**SUPPLIED MATERIAL**
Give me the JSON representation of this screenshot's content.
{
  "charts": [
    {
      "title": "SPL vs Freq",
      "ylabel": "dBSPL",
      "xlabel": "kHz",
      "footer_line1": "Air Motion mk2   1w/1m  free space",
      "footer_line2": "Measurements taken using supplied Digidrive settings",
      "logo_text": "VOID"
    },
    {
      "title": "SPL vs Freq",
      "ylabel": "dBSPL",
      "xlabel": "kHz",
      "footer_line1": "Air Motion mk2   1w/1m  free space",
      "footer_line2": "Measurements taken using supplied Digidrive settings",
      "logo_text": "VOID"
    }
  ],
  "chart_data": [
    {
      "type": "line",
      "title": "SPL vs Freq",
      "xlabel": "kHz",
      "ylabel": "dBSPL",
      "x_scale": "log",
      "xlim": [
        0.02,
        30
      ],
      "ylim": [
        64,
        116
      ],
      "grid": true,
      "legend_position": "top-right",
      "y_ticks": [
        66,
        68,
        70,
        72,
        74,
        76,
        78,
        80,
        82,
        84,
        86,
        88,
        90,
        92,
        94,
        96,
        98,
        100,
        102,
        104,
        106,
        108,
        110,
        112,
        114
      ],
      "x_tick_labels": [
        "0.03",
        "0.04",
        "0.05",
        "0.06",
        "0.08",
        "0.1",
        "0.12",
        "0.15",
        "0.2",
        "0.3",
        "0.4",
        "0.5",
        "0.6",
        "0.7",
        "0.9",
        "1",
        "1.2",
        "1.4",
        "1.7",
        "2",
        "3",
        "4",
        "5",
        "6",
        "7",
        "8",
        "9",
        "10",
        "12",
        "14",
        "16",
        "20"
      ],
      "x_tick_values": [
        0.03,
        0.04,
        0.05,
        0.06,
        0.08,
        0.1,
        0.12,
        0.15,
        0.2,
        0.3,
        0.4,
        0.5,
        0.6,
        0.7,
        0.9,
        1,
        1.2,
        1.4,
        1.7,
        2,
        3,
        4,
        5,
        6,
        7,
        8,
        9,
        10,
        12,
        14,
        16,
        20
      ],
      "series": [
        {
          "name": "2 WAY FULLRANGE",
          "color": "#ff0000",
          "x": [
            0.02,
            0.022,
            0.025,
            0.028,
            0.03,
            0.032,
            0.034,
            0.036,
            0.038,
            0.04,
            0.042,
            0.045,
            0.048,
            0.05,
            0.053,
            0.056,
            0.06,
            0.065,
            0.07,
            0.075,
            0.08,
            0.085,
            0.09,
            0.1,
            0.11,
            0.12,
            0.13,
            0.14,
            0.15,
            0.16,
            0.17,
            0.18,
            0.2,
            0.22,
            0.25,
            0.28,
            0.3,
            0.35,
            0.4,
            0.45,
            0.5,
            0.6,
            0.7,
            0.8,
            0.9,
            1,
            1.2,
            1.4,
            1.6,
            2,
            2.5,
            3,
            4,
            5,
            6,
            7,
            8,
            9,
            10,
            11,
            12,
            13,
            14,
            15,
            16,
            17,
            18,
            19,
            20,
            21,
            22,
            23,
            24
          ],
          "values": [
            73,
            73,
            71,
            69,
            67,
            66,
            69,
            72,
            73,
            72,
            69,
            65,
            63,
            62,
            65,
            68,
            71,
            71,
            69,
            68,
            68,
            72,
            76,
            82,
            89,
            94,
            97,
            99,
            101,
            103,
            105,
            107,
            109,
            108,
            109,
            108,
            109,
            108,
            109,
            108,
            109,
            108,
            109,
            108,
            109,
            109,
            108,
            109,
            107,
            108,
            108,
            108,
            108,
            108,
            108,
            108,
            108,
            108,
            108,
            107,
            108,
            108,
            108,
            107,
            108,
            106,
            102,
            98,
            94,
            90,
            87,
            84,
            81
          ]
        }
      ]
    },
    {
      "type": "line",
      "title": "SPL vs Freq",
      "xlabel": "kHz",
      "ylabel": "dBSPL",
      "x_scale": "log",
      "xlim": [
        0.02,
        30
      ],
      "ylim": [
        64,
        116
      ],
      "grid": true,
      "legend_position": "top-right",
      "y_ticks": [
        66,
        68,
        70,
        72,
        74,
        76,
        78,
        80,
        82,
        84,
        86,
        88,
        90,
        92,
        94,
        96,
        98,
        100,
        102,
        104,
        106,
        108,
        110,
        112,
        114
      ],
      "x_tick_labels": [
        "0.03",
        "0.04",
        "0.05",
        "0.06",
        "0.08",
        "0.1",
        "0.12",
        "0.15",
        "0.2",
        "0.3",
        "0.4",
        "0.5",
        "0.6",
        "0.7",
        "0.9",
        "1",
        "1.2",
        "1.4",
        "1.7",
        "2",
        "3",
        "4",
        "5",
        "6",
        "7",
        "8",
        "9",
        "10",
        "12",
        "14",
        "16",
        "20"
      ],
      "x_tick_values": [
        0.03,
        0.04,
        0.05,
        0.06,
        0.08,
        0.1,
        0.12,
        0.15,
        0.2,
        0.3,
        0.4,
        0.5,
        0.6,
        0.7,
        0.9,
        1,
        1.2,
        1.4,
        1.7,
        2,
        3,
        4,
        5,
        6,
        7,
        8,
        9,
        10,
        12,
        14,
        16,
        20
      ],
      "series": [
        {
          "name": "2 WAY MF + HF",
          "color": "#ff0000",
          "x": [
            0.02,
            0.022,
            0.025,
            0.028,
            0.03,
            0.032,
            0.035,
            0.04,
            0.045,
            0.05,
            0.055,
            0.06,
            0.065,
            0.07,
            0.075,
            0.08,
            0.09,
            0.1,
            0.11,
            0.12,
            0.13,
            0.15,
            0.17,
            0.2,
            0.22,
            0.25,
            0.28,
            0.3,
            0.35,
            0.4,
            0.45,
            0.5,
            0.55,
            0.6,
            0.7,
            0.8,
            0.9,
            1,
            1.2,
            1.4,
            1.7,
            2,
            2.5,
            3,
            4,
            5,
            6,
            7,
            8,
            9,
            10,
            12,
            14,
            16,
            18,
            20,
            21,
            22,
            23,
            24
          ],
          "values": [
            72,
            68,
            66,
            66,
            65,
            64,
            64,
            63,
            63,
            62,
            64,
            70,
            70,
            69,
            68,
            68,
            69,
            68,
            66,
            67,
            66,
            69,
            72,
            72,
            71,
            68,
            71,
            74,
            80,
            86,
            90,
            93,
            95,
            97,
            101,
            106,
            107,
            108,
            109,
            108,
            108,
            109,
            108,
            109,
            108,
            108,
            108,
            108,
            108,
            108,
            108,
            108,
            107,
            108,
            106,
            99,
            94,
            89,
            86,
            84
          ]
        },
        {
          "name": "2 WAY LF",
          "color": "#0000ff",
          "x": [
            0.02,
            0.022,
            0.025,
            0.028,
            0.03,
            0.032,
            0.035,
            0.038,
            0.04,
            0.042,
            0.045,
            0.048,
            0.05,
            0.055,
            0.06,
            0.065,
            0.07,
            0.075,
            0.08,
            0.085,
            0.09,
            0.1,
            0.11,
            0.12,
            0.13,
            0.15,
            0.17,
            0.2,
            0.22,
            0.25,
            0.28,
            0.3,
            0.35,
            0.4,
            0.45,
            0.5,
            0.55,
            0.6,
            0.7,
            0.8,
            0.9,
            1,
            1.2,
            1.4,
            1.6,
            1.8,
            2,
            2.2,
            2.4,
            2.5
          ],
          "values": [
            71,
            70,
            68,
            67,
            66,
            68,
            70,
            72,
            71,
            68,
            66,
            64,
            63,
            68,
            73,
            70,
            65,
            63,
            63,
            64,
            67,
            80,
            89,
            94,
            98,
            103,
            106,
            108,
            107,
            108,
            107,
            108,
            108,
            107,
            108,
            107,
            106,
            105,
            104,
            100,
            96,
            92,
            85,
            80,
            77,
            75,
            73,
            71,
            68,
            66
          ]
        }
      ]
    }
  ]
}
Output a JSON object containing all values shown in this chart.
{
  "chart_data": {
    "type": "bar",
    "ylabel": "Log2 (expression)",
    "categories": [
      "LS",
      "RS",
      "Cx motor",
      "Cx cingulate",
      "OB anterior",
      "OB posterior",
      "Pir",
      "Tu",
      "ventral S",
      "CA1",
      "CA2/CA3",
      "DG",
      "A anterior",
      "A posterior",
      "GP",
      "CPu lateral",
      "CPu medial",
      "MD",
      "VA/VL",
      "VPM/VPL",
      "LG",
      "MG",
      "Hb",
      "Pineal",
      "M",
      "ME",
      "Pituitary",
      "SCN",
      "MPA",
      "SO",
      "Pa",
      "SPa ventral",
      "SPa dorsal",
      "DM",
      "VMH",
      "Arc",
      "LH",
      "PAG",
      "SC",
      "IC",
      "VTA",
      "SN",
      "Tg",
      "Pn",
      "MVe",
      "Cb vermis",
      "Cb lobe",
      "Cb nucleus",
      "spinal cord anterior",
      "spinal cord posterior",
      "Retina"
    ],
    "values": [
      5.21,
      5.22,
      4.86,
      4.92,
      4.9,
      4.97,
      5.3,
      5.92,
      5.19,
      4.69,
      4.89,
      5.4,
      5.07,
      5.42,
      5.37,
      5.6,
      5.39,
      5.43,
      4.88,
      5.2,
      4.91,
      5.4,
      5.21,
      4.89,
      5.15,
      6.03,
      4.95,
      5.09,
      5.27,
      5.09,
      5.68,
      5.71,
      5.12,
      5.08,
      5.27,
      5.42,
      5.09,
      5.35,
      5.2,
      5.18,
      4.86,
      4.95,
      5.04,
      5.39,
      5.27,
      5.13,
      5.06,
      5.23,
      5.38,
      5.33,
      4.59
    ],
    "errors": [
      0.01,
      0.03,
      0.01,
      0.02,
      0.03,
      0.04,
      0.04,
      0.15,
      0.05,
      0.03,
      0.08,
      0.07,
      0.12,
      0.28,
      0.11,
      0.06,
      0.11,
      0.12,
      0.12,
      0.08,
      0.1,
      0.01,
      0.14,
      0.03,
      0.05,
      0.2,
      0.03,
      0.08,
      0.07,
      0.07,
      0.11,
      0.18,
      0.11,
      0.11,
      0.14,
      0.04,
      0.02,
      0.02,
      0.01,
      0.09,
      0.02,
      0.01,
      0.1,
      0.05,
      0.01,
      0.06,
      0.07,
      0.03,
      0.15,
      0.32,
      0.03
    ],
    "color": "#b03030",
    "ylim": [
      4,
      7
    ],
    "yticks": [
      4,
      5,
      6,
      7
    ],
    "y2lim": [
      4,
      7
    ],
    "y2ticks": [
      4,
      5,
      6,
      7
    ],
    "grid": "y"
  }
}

**WHAT YOU ARE ASKED TO DO**
Gather all lines of the records that include the word "spinal".

**SOLUTION FOR THIS TASK**
      "spinal cord anterior",
      "spinal cord posterior",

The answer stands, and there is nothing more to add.